Records from a collection of figures
○ ○ ○ ○ ○ ○ ○

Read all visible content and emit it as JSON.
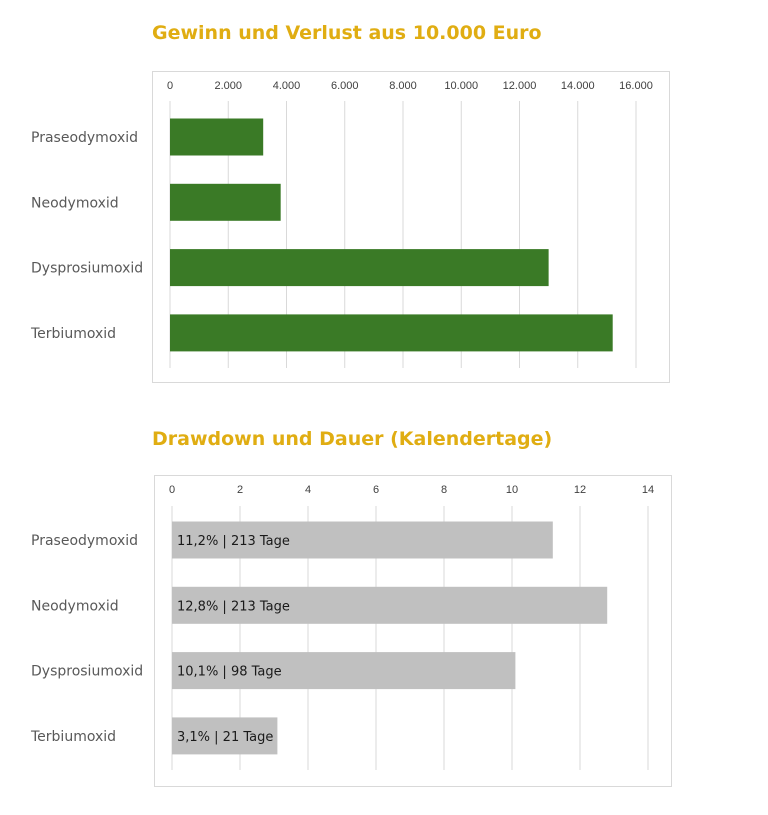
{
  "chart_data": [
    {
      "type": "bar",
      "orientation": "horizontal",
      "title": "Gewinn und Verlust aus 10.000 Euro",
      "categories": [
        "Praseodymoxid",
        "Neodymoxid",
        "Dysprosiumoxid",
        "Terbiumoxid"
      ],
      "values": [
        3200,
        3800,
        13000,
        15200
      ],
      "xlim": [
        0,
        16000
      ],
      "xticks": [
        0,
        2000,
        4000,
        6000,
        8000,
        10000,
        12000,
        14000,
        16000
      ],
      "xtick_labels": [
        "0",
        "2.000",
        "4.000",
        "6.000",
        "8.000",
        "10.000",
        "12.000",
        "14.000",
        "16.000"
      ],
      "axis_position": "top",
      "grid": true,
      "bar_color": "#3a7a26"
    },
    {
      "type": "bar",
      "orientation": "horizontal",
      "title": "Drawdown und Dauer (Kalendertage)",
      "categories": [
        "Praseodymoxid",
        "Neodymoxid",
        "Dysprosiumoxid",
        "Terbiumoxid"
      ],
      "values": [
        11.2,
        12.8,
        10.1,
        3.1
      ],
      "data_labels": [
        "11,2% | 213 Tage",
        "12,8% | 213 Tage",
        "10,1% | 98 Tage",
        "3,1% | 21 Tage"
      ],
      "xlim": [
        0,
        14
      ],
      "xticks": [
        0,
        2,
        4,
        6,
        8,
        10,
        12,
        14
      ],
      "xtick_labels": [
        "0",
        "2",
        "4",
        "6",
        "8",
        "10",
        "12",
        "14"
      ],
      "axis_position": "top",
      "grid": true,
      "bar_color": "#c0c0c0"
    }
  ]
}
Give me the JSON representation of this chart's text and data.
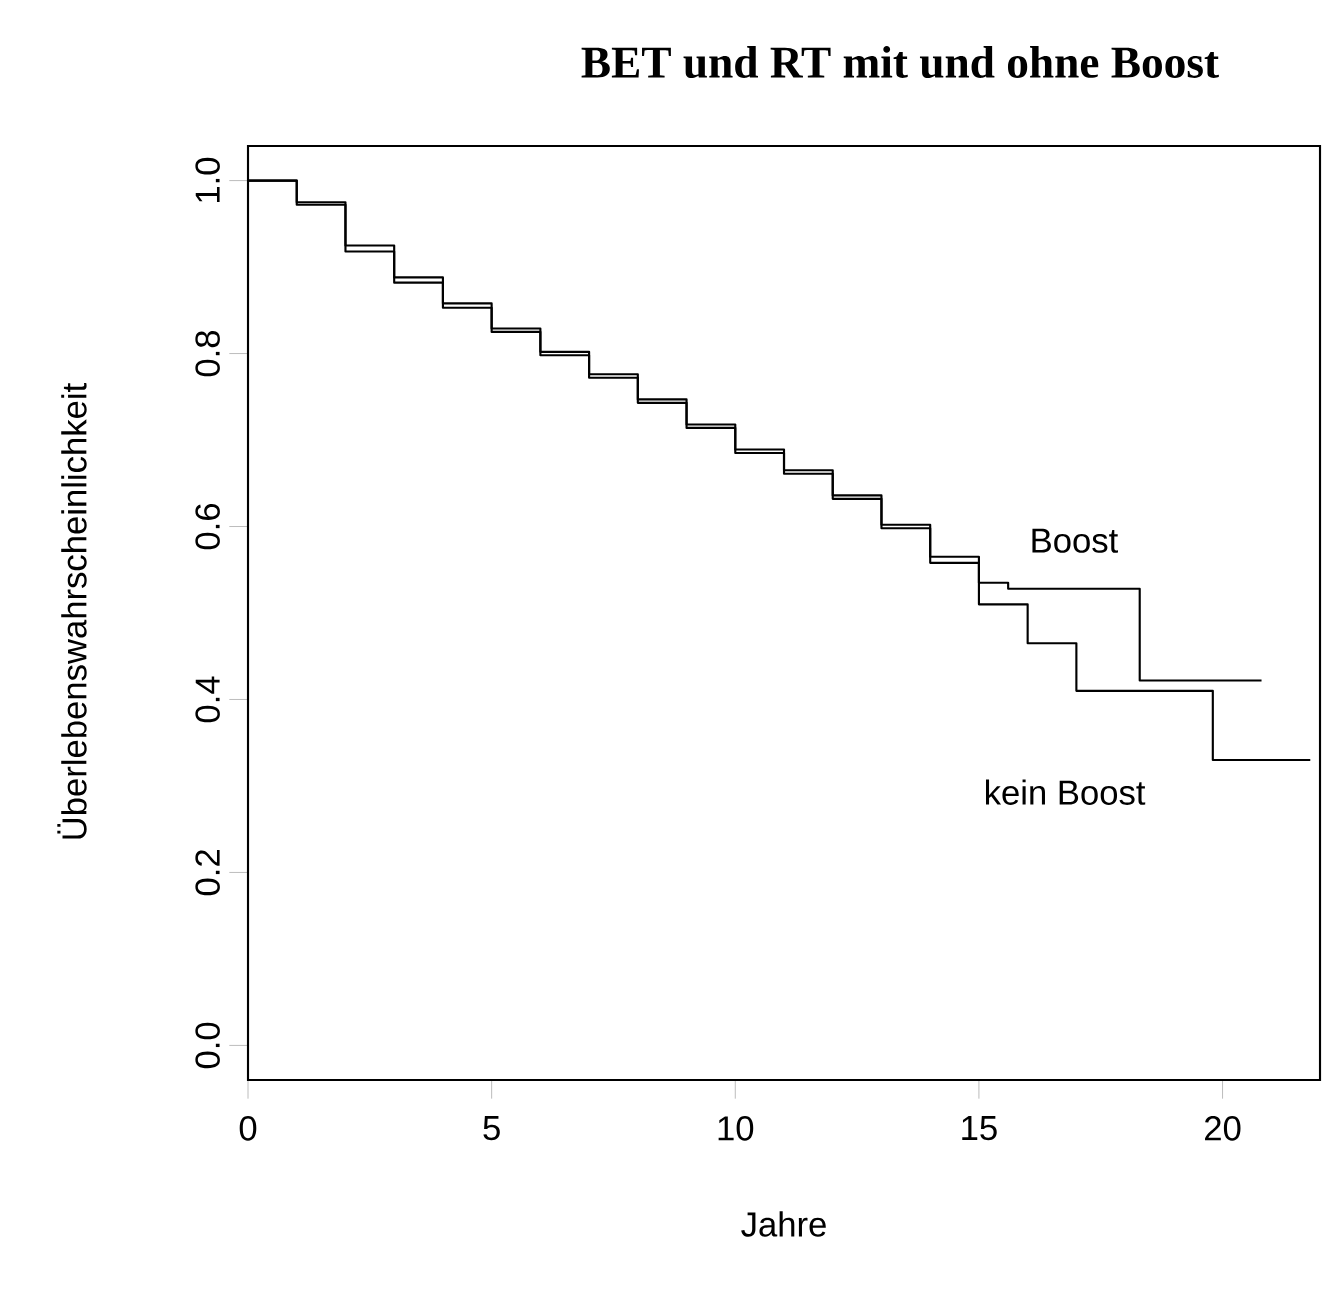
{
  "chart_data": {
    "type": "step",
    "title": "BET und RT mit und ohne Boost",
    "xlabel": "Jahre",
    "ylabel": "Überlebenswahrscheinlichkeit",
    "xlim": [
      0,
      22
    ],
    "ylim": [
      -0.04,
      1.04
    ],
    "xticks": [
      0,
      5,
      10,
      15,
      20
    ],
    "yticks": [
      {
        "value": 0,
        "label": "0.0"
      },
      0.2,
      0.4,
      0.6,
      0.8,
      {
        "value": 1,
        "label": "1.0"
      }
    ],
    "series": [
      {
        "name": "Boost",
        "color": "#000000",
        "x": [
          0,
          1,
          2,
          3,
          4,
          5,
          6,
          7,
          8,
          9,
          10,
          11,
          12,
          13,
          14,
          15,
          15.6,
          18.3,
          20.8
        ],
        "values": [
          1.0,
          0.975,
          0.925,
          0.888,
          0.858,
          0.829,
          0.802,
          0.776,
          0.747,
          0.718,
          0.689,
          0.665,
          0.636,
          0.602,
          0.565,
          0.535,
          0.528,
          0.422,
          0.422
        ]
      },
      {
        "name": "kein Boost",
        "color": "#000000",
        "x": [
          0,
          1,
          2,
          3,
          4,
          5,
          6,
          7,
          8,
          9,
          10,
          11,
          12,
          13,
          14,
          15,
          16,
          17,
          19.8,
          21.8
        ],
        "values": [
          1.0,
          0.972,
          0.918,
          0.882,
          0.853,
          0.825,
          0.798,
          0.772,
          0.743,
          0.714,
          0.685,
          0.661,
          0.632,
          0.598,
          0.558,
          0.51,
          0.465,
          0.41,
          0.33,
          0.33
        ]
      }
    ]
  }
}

○ ○ ○ ○ ○ ○ ○

Set the entries down again exactly. Do not include the images.

**RESPONSE TO THE EXERCISE**
Read all visible content and emit it as JSON.
{
  "chart_data": [
    {
      "type": "bar",
      "orientation": "horizontal",
      "title": "Gewinn und Verlust aus 10.000 Euro",
      "categories": [
        "Praseodymoxid",
        "Neodymoxid",
        "Dysprosiumoxid",
        "Terbiumoxid"
      ],
      "values": [
        3200,
        3800,
        13000,
        15200
      ],
      "xlim": [
        0,
        16000
      ],
      "xticks": [
        0,
        2000,
        4000,
        6000,
        8000,
        10000,
        12000,
        14000,
        16000
      ],
      "xtick_labels": [
        "0",
        "2.000",
        "4.000",
        "6.000",
        "8.000",
        "10.000",
        "12.000",
        "14.000",
        "16.000"
      ],
      "axis_position": "top",
      "grid": true,
      "bar_color": "#3a7a26"
    },
    {
      "type": "bar",
      "orientation": "horizontal",
      "title": "Drawdown und Dauer (Kalendertage)",
      "categories": [
        "Praseodymoxid",
        "Neodymoxid",
        "Dysprosiumoxid",
        "Terbiumoxid"
      ],
      "values": [
        11.2,
        12.8,
        10.1,
        3.1
      ],
      "data_labels": [
        "11,2% | 213 Tage",
        "12,8% | 213 Tage",
        "10,1% | 98 Tage",
        "3,1% | 21 Tage"
      ],
      "xlim": [
        0,
        14
      ],
      "xticks": [
        0,
        2,
        4,
        6,
        8,
        10,
        12,
        14
      ],
      "xtick_labels": [
        "0",
        "2",
        "4",
        "6",
        "8",
        "10",
        "12",
        "14"
      ],
      "axis_position": "top",
      "grid": true,
      "bar_color": "#c0c0c0"
    }
  ]
}
Give me the JSON representation of this chart's text and data.
{
  "chart_data": {
    "type": "step",
    "title": "BET und RT mit und ohne Boost",
    "xlabel": "Jahre",
    "ylabel": "Überlebenswahrscheinlichkeit",
    "xlim": [
      0,
      22
    ],
    "ylim": [
      -0.04,
      1.04
    ],
    "xticks": [
      0,
      5,
      10,
      15,
      20
    ],
    "yticks": [
      {
        "value": 0,
        "label": "0.0"
      },
      0.2,
      0.4,
      0.6,
      0.8,
      {
        "value": 1,
        "label": "1.0"
      }
    ],
    "series": [
      {
        "name": "Boost",
        "color": "#000000",
        "x": [
          0,
          1,
          2,
          3,
          4,
          5,
          6,
          7,
          8,
          9,
          10,
          11,
          12,
          13,
          14,
          15,
          15.6,
          18.3,
          20.8
        ],
        "values": [
          1.0,
          0.975,
          0.925,
          0.888,
          0.858,
          0.829,
          0.802,
          0.776,
          0.747,
          0.718,
          0.689,
          0.665,
          0.636,
          0.602,
          0.565,
          0.535,
          0.528,
          0.422,
          0.422
        ]
      },
      {
        "name": "kein Boost",
        "color": "#000000",
        "x": [
          0,
          1,
          2,
          3,
          4,
          5,
          6,
          7,
          8,
          9,
          10,
          11,
          12,
          13,
          14,
          15,
          16,
          17,
          19.8,
          21.8
        ],
        "values": [
          1.0,
          0.972,
          0.918,
          0.882,
          0.853,
          0.825,
          0.798,
          0.772,
          0.743,
          0.714,
          0.685,
          0.661,
          0.632,
          0.598,
          0.558,
          0.51,
          0.465,
          0.41,
          0.33,
          0.33
        ]
      }
    ]
  }
}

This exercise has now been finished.